◆ GIVEN PROBLEM ◆
Which lines of the records contain "Oliverio"? Collect every one of them.

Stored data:
• • • •

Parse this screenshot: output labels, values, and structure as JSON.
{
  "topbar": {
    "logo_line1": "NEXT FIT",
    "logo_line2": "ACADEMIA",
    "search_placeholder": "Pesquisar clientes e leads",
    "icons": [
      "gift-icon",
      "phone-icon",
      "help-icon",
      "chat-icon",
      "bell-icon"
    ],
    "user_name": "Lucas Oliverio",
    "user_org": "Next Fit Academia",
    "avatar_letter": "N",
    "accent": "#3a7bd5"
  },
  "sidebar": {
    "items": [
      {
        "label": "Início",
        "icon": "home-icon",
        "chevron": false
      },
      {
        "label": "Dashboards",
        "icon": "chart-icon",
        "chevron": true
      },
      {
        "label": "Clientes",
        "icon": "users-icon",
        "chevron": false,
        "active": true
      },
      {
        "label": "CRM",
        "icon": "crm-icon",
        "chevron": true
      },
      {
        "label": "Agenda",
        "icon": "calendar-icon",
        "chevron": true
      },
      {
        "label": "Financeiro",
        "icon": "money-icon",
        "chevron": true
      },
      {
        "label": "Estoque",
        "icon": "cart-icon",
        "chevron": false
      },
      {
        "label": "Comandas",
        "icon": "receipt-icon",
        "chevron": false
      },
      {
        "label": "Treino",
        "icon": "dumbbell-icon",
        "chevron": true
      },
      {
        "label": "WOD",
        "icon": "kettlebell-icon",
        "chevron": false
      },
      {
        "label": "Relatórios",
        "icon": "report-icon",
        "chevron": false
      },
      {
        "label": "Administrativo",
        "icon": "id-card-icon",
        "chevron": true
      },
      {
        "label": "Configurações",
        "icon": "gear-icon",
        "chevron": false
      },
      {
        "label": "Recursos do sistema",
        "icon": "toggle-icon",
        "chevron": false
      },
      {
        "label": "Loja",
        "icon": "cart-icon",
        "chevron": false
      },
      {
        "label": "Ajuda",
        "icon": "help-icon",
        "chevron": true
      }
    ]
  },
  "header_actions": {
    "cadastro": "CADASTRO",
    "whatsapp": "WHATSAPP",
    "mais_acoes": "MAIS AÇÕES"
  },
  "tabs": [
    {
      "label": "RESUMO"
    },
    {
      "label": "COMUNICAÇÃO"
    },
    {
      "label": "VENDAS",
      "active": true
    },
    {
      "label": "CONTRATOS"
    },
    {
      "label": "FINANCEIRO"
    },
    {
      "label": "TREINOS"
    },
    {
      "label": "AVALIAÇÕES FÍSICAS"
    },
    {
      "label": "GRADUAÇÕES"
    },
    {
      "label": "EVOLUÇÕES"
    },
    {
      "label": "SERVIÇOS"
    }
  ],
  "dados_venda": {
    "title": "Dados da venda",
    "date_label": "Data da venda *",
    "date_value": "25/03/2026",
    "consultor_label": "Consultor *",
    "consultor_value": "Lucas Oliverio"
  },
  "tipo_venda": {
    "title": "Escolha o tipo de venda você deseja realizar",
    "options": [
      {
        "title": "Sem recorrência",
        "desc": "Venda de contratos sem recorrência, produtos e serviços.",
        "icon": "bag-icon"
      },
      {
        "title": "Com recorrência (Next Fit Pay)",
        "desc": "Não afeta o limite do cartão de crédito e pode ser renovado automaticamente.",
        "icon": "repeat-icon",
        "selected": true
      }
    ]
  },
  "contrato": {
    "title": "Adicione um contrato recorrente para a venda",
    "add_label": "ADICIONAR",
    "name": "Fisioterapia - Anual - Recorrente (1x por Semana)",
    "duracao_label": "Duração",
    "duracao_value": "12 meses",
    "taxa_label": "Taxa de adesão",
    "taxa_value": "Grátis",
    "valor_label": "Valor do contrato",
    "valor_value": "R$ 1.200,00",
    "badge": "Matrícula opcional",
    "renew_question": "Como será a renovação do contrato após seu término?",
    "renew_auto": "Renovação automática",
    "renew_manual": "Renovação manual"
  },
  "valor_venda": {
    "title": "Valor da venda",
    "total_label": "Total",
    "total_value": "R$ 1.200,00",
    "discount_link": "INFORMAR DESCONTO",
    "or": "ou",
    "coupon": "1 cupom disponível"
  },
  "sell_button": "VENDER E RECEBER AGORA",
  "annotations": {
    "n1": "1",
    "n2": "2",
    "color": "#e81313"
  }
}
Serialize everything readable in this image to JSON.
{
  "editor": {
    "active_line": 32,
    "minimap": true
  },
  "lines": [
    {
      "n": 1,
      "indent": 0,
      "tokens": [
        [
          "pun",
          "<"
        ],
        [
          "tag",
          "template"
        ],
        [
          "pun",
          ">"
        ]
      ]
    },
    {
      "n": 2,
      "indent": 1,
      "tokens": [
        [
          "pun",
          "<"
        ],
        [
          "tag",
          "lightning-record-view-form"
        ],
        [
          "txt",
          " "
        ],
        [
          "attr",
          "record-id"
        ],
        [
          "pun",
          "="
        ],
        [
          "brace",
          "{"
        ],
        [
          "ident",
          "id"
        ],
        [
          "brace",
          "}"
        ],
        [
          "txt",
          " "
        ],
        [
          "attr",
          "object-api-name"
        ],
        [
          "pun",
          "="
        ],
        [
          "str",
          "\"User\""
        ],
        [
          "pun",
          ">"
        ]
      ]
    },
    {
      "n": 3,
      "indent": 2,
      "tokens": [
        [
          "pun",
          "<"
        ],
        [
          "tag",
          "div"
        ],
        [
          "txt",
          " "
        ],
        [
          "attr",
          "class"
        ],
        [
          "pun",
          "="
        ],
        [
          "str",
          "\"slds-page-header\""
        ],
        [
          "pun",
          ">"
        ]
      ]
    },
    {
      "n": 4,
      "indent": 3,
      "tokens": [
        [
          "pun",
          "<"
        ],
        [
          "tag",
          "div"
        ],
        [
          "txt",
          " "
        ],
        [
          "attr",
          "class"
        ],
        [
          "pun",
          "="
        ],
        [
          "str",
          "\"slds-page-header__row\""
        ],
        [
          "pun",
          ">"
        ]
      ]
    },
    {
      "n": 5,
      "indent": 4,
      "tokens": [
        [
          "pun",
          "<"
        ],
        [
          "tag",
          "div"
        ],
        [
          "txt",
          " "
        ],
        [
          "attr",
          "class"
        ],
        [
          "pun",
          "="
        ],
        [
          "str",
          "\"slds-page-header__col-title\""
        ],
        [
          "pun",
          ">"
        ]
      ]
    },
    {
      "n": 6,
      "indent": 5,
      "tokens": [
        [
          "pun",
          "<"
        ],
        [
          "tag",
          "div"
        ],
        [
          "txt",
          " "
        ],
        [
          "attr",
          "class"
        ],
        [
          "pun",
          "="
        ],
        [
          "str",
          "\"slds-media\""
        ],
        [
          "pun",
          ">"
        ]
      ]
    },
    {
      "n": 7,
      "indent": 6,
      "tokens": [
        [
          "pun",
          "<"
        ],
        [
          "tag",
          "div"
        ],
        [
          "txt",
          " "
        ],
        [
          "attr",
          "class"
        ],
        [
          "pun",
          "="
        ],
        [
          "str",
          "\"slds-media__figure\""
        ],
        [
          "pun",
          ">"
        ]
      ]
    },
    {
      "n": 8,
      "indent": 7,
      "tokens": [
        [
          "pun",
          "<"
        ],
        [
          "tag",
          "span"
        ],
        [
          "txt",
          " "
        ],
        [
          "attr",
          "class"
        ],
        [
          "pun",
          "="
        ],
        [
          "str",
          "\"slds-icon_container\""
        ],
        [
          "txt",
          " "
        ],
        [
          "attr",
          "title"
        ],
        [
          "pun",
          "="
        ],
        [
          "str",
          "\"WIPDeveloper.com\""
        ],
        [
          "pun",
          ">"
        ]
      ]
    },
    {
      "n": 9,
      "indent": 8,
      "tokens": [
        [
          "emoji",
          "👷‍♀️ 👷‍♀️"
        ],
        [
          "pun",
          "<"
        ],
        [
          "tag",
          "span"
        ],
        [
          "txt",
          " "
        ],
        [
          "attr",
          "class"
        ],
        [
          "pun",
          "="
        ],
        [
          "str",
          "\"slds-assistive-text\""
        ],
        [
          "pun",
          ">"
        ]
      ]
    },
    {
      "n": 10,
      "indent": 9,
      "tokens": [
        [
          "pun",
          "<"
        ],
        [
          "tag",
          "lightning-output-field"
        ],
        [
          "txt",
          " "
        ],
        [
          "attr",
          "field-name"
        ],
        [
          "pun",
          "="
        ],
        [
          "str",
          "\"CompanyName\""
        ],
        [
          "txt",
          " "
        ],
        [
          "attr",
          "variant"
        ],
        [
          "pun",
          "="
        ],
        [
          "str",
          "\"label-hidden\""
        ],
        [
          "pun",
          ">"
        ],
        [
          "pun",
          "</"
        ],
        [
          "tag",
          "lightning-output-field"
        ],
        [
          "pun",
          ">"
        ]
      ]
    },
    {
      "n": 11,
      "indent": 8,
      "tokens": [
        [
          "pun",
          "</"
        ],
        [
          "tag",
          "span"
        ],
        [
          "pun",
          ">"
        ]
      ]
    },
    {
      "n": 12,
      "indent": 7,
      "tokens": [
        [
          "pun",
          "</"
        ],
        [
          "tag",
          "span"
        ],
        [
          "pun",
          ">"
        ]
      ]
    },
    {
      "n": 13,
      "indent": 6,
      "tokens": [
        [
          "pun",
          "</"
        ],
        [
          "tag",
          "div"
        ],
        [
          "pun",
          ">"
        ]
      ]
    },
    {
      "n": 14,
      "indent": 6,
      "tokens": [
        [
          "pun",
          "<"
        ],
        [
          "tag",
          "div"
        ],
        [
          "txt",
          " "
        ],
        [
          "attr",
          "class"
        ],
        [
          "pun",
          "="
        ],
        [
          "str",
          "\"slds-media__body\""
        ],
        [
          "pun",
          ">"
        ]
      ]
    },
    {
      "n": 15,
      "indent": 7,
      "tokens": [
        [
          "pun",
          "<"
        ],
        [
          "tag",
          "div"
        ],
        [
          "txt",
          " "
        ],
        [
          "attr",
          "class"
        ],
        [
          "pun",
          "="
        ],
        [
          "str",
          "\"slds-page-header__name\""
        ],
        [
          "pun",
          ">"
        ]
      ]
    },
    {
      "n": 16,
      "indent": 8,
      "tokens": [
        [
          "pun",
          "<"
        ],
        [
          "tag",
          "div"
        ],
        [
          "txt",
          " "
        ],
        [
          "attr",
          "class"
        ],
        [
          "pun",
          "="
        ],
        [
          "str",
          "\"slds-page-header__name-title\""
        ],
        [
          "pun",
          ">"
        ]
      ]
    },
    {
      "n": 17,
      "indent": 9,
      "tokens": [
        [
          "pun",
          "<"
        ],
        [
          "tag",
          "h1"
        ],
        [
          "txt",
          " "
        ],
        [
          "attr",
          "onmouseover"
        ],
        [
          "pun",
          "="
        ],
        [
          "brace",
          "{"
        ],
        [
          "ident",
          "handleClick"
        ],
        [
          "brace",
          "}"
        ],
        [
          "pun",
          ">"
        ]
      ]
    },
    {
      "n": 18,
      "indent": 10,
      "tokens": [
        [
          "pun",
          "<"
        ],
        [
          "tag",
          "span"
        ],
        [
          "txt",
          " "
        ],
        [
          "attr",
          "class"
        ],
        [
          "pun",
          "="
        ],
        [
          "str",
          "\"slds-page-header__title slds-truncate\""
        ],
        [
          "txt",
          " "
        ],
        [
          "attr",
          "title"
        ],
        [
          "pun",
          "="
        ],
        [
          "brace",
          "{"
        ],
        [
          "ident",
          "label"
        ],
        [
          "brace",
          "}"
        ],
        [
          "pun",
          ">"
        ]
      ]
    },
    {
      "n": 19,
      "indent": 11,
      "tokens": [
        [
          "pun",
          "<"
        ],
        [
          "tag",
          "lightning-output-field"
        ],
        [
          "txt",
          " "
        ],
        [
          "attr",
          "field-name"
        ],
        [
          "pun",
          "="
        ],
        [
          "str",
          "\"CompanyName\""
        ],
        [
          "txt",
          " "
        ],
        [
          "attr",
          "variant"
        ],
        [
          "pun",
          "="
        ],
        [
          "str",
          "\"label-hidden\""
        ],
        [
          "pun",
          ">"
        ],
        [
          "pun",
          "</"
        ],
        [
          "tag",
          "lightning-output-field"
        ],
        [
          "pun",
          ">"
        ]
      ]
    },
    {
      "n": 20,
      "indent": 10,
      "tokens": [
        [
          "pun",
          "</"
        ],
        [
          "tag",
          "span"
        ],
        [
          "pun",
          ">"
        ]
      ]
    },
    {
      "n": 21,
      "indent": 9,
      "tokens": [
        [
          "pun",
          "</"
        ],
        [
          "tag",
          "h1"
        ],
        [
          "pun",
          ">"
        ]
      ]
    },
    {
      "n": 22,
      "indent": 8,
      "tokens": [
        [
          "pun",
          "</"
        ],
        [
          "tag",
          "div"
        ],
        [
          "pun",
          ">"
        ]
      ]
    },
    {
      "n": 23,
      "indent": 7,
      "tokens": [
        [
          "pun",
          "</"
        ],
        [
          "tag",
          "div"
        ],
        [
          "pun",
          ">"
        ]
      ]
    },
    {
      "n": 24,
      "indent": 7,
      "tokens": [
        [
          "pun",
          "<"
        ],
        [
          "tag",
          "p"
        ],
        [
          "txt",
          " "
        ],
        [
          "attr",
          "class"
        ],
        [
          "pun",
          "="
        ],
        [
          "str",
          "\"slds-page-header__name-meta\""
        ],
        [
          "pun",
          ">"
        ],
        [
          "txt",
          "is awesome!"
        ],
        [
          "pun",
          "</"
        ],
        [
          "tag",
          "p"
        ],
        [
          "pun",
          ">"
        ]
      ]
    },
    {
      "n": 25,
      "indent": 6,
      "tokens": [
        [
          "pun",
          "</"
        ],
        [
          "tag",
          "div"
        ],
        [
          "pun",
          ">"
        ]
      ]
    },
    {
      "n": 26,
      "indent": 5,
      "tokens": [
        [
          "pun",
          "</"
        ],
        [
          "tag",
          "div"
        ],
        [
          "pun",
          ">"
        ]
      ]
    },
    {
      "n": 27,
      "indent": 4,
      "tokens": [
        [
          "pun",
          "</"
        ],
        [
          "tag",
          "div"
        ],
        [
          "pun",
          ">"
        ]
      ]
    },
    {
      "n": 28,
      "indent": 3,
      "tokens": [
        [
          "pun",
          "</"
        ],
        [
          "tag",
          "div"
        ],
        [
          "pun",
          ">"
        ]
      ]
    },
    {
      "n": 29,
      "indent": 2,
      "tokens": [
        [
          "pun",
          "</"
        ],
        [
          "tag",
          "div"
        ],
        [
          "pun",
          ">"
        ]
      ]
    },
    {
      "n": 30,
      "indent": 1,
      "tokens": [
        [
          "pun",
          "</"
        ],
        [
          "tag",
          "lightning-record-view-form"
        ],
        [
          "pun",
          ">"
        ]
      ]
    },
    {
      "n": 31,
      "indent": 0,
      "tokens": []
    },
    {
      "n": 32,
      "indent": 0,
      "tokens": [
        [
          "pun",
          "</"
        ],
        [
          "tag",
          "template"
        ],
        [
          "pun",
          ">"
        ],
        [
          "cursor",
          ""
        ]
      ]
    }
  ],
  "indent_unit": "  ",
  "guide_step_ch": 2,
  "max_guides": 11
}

• • • •

◆ SOLUTION TO THIS PROBLEM ◆
    "user_name": "Lucas Oliverio",
    "consultor_value": "Lucas Oliverio"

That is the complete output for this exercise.